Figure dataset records
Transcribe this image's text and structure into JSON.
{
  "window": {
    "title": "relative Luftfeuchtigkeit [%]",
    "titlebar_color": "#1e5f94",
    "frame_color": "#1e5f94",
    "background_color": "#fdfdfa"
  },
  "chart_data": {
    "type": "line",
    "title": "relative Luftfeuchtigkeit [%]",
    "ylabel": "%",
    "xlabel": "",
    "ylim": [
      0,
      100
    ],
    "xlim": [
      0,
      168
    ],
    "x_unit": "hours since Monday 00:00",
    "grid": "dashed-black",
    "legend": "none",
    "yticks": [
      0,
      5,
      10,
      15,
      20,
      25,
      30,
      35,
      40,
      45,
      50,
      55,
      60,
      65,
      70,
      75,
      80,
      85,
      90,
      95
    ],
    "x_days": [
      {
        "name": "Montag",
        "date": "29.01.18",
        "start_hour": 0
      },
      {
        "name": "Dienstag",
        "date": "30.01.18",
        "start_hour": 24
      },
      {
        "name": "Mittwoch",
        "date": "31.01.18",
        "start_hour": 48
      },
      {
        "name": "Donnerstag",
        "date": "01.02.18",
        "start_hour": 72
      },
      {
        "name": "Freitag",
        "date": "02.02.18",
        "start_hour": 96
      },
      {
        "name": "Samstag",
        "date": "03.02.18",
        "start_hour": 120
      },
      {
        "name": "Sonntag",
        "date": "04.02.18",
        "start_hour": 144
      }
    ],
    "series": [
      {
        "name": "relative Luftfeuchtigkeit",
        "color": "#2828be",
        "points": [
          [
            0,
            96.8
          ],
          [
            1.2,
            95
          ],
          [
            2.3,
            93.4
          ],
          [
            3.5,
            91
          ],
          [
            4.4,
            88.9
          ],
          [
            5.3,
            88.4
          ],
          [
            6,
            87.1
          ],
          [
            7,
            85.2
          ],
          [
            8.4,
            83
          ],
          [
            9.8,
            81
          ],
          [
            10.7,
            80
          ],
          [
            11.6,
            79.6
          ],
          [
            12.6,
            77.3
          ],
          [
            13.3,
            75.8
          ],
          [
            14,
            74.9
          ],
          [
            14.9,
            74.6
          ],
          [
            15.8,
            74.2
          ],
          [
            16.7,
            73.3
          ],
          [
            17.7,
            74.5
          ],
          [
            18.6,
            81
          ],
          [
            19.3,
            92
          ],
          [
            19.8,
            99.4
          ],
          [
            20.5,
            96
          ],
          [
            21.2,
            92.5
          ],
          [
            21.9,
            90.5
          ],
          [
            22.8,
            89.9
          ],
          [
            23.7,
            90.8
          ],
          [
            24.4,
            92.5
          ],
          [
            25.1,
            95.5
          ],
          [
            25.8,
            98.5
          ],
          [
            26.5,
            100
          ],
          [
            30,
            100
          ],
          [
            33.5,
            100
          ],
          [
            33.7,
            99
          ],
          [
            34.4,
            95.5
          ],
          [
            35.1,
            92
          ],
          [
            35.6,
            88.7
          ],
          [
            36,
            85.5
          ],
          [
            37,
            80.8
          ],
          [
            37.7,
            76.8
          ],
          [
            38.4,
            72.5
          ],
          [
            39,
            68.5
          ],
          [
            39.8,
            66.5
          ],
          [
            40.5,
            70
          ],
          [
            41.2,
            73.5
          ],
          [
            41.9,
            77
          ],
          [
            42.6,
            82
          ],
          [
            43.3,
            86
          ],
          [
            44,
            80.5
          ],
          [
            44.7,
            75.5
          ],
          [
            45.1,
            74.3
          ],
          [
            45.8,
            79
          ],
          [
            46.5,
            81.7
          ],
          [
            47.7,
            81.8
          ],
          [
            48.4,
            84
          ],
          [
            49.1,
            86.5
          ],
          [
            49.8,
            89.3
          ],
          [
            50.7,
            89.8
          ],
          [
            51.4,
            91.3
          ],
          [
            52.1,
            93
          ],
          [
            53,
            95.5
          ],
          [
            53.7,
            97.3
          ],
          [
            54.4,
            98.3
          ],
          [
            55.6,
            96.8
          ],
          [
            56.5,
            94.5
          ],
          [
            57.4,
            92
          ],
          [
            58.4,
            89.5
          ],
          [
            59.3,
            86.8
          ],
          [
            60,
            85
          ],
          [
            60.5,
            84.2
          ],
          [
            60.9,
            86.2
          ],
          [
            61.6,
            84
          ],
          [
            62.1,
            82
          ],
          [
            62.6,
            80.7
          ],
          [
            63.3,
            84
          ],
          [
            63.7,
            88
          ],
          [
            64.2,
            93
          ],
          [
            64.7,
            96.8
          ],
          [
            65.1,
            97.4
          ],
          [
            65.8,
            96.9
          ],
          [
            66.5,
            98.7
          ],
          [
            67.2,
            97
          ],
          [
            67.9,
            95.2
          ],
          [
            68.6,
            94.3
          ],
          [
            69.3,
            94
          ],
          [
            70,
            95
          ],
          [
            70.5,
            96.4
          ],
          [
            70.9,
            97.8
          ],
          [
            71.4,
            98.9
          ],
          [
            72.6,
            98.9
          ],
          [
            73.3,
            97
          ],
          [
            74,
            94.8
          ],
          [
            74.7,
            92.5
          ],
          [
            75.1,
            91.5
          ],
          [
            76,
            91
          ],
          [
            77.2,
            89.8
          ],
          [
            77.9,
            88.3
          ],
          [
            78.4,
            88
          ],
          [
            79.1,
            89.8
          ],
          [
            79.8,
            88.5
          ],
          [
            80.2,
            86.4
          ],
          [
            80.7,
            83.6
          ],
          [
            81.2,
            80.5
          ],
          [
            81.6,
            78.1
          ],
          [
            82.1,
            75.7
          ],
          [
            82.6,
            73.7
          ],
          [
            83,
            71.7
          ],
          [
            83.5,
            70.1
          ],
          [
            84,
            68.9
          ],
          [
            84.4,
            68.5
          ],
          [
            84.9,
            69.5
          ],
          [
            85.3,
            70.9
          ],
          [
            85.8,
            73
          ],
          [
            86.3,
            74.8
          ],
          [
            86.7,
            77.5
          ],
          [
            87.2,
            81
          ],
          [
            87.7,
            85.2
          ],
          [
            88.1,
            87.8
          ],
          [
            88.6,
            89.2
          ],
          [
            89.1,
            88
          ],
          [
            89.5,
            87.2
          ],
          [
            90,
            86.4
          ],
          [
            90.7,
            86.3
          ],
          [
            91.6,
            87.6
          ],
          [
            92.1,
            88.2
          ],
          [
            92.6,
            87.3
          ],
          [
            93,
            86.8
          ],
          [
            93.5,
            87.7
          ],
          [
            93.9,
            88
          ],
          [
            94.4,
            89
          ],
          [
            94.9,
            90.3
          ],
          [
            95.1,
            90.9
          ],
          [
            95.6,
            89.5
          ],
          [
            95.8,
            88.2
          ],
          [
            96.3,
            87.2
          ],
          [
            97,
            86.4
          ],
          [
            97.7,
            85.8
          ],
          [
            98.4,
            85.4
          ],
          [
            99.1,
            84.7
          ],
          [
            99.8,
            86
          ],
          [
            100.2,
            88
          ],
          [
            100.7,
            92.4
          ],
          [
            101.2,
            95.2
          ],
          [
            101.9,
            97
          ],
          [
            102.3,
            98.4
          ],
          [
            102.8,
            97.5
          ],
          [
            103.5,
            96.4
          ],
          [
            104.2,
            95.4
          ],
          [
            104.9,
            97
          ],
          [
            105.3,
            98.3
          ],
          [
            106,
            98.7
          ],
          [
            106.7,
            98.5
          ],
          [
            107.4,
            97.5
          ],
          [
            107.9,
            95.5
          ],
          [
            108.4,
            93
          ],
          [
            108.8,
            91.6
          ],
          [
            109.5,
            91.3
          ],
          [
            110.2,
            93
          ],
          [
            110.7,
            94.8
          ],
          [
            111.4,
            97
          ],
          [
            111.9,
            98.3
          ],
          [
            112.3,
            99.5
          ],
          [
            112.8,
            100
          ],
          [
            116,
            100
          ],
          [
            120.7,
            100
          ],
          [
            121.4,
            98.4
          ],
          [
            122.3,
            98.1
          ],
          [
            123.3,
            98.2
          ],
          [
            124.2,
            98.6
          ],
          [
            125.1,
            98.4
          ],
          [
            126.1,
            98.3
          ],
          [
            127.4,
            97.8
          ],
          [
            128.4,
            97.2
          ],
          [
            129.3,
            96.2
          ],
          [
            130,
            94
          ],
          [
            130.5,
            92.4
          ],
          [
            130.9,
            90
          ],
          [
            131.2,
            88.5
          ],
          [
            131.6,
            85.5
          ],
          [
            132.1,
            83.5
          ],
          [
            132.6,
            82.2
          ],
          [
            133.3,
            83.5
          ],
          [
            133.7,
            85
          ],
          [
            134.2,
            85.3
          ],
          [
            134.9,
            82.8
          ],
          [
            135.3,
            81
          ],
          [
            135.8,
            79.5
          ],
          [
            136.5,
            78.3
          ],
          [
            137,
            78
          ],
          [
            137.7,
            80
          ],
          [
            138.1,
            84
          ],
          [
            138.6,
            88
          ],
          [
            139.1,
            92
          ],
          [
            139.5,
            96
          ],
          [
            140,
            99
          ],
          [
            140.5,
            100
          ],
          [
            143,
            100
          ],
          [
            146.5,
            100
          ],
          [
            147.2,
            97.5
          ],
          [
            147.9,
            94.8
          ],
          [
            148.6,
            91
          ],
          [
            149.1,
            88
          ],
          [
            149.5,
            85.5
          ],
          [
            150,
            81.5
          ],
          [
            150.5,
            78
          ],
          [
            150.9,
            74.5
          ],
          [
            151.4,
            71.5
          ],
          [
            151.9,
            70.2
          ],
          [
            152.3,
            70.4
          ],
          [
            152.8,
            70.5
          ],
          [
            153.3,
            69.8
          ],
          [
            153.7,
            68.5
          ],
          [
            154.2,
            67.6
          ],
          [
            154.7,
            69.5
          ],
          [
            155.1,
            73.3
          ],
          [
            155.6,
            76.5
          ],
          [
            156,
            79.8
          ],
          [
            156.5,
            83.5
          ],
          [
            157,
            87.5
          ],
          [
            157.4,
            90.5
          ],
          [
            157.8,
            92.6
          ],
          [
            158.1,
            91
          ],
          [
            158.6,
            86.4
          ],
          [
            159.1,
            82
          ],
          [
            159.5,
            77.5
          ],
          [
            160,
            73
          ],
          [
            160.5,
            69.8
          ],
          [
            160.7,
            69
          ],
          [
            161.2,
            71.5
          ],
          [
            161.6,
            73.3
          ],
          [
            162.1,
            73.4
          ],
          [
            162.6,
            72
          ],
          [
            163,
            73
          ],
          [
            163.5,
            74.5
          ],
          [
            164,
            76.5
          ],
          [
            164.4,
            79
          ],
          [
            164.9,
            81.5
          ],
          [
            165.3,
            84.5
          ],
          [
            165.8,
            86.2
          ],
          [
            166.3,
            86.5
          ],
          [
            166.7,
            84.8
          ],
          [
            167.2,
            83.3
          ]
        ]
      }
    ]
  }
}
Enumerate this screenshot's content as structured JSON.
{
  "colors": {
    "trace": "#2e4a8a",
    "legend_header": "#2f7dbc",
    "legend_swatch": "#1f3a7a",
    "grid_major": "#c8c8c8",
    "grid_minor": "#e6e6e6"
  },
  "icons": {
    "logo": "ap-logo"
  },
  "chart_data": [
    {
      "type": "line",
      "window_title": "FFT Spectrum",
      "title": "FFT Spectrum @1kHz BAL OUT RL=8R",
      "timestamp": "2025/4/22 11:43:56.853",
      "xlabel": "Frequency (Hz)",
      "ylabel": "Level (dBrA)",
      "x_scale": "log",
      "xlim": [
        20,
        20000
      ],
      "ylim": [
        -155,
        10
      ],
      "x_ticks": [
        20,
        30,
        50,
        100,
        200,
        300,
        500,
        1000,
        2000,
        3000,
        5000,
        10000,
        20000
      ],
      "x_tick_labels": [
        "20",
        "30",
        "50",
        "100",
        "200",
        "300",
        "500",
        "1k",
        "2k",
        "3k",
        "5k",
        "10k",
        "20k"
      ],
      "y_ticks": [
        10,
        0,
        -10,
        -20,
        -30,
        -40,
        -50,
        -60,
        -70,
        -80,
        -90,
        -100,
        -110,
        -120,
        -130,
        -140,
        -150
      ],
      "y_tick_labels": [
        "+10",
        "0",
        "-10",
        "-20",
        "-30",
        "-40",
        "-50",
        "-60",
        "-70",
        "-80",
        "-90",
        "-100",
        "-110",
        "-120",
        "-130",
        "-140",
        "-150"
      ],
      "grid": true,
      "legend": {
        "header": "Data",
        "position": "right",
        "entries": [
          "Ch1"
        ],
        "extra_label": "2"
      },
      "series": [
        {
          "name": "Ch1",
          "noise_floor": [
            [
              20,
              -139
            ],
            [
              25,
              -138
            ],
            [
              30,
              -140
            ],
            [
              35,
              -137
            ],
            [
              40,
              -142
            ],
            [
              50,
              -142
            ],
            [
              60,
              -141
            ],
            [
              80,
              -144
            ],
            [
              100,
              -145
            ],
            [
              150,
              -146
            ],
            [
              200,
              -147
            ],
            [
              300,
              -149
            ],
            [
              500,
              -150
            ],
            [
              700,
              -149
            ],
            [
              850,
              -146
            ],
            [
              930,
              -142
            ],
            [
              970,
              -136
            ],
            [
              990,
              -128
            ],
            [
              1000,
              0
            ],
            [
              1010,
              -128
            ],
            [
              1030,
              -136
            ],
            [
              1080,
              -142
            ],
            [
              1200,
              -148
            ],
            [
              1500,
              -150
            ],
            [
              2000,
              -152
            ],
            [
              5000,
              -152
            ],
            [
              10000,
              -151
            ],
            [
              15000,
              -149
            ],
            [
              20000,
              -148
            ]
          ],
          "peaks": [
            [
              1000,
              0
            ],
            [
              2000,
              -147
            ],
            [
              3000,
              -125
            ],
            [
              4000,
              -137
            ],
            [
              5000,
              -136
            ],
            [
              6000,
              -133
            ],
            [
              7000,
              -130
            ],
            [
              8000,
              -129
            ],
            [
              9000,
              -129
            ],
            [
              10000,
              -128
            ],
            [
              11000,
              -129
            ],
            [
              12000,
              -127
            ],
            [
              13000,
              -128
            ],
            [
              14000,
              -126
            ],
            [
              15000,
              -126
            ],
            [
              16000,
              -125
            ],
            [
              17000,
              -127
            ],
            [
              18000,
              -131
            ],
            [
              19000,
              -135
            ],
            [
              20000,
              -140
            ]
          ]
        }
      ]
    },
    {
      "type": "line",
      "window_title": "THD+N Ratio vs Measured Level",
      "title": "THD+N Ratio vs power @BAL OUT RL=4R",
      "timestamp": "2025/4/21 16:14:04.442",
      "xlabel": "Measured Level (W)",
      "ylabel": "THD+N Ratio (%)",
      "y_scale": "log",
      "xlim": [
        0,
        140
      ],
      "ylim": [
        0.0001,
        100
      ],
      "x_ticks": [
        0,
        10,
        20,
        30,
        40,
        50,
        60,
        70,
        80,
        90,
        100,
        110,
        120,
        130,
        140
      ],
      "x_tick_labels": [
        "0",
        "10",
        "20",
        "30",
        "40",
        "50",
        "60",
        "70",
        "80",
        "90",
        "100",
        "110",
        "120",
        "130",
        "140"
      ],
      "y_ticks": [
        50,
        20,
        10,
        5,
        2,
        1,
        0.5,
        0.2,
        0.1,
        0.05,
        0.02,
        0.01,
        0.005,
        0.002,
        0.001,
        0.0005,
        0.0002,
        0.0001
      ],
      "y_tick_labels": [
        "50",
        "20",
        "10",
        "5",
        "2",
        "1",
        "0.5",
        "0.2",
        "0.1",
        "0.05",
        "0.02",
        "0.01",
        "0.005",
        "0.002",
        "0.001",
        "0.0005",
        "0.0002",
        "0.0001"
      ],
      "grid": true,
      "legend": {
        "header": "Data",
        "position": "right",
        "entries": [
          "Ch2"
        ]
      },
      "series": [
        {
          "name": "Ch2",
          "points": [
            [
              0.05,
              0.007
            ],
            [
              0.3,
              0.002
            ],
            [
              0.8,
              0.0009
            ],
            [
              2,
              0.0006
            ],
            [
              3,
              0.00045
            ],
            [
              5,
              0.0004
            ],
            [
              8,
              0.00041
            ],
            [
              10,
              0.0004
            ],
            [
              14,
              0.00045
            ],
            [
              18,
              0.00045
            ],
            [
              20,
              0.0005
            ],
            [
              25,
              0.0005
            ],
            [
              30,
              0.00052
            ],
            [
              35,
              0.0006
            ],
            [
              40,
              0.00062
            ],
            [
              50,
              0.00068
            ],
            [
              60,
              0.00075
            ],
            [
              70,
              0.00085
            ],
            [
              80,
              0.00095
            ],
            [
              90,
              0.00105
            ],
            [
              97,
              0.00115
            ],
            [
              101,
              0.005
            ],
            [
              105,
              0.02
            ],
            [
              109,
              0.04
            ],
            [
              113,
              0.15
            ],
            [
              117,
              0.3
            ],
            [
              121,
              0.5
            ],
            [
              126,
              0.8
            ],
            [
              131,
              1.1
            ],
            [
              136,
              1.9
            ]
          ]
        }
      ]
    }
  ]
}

EXERCISE =>
From the data, list each line in which the string "Level" appears.

TASK RESPONSE =>
      "ylabel": "Level (dBrA)",
      "window_title": "THD+N Ratio vs Measured Level",
      "xlabel": "Measured Level (W)",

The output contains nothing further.